[Task statement] Determine how many lines contain the string "Flows". Respond with that number and nothing more.

[Data supplied]
☆ ☆ ☆ ☆

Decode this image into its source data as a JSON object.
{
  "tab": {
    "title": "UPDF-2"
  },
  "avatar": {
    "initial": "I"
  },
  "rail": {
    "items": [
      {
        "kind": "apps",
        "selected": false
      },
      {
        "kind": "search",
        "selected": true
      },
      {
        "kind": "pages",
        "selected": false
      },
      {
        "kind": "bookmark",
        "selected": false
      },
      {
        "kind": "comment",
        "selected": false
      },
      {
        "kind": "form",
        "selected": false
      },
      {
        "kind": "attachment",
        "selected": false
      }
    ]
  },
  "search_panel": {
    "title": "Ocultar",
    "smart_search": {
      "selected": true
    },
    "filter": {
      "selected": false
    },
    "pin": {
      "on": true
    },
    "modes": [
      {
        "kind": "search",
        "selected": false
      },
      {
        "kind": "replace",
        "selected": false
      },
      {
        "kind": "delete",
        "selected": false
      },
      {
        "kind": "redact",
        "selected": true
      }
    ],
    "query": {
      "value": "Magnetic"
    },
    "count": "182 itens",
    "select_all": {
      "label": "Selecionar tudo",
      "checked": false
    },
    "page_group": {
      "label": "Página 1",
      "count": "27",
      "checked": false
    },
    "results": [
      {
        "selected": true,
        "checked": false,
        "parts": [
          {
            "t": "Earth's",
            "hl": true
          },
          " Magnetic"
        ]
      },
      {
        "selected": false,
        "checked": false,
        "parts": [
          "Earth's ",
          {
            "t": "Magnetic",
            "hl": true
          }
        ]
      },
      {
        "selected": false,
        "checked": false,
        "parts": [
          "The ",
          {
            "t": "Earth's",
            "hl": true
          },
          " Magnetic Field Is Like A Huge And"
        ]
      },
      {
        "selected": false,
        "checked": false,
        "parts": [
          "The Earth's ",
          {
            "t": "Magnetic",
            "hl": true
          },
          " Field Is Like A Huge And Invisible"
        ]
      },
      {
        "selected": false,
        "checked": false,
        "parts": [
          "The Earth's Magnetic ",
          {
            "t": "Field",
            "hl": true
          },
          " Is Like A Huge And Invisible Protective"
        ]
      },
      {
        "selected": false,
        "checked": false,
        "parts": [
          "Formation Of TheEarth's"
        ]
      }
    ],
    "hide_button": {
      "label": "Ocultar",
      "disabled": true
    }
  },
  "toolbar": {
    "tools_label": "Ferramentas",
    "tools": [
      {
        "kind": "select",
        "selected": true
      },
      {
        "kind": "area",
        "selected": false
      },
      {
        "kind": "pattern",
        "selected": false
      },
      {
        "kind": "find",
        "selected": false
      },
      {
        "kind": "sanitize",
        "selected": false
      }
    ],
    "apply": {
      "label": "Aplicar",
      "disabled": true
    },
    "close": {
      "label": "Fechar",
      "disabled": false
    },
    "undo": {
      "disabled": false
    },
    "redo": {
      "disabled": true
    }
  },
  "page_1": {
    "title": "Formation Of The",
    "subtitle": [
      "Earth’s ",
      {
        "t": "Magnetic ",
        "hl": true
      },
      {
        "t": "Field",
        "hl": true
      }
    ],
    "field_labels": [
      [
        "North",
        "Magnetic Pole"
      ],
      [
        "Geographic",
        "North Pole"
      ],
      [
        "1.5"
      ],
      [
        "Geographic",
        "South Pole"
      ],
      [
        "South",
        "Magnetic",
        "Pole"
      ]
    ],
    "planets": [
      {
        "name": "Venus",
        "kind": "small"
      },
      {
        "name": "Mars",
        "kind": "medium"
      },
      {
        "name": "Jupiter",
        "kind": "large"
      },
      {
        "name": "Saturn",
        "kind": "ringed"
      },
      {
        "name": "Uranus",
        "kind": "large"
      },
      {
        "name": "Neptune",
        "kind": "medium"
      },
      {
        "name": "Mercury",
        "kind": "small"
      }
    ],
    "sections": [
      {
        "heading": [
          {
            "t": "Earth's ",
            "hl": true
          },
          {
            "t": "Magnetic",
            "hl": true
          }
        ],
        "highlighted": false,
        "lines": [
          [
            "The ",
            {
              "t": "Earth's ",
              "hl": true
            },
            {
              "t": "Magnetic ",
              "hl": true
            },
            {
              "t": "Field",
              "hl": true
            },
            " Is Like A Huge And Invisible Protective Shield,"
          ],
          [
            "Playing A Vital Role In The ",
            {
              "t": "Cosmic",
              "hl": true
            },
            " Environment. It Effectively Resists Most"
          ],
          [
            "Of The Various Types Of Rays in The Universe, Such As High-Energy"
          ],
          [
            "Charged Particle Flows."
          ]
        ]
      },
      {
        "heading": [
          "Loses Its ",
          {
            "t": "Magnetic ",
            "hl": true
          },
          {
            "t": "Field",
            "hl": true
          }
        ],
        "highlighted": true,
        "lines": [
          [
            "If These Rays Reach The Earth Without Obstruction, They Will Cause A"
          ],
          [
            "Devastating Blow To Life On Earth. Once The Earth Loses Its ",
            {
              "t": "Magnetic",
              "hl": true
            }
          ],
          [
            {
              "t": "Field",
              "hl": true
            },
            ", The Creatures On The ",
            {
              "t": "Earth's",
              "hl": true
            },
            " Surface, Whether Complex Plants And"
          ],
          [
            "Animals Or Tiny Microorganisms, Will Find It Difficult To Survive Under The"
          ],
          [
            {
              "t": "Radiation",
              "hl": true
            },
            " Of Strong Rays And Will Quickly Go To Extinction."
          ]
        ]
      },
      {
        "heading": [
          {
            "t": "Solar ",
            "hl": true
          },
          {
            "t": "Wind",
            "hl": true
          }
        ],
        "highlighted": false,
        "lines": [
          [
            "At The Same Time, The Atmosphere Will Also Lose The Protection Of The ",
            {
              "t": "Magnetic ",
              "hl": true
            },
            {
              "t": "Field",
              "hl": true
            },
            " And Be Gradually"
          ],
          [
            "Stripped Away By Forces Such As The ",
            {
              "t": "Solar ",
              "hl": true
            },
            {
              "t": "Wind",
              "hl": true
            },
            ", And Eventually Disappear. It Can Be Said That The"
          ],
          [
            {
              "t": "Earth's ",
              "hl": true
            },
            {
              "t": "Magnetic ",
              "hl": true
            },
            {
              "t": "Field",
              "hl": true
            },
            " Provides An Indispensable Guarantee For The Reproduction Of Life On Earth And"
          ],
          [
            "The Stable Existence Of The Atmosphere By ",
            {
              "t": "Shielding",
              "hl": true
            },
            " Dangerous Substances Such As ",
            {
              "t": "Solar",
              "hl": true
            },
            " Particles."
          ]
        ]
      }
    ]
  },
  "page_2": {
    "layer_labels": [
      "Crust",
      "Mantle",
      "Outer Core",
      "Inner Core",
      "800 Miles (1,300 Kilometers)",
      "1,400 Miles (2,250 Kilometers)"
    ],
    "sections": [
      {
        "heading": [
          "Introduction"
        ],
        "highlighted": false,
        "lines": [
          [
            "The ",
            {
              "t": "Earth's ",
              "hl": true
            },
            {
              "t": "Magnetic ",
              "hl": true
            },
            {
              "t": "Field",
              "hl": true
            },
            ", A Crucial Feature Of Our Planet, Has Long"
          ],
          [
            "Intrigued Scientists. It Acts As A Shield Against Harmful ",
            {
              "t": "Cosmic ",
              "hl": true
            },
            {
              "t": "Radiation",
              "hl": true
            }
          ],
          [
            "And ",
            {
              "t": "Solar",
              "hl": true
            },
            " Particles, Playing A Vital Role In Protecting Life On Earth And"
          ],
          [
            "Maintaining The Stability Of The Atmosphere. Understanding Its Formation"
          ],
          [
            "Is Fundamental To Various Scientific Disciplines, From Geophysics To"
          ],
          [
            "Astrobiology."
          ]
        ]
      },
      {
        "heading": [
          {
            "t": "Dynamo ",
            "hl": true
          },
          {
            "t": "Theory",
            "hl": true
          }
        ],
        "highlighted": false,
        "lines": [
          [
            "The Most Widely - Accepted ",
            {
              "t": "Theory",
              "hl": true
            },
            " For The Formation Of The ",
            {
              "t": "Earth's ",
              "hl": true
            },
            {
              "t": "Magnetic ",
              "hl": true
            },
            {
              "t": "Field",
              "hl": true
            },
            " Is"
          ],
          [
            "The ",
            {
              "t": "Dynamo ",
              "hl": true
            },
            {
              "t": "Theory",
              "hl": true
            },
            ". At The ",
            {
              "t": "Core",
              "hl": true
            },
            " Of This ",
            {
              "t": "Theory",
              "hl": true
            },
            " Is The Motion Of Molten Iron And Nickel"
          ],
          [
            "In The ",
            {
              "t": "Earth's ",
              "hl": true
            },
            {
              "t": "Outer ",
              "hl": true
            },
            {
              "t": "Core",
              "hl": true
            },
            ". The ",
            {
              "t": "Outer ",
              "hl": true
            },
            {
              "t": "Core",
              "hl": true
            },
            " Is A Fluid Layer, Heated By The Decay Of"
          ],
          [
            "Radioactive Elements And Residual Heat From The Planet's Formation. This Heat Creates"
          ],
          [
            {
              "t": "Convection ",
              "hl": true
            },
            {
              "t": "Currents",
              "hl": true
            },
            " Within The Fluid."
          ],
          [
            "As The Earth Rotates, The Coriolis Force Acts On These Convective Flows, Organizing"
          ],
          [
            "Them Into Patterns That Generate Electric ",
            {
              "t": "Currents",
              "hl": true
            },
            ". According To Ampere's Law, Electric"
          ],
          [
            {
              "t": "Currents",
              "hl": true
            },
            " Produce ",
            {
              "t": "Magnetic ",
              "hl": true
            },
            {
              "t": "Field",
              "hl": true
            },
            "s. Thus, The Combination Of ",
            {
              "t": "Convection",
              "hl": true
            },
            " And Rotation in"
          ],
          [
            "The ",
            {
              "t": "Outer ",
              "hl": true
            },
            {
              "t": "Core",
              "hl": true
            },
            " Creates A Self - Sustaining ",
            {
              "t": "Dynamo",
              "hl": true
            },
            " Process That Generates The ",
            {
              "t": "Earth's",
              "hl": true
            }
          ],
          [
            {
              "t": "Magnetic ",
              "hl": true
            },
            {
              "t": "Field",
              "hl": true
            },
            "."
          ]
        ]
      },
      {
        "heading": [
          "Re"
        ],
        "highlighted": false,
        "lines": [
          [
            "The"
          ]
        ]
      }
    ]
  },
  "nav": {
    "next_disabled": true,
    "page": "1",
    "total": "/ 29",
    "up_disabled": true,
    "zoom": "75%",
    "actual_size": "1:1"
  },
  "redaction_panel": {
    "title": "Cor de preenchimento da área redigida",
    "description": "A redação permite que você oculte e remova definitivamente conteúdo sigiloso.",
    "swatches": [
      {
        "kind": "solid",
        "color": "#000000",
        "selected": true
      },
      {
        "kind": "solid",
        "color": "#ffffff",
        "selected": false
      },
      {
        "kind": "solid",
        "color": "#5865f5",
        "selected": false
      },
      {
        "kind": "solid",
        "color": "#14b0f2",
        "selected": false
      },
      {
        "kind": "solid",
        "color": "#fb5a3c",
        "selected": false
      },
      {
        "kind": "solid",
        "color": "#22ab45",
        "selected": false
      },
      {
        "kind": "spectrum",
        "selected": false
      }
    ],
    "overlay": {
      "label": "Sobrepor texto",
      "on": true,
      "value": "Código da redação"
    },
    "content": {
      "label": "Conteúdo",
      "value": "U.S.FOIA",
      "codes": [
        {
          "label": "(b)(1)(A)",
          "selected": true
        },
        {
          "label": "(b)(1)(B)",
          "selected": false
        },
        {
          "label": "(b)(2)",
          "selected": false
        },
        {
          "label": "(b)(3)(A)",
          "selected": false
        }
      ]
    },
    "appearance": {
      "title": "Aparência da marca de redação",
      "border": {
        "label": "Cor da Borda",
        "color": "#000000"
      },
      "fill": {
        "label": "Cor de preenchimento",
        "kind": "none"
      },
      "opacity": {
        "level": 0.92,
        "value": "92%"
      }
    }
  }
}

☆ ☆ ☆ ☆

[Answer to the exercise] 2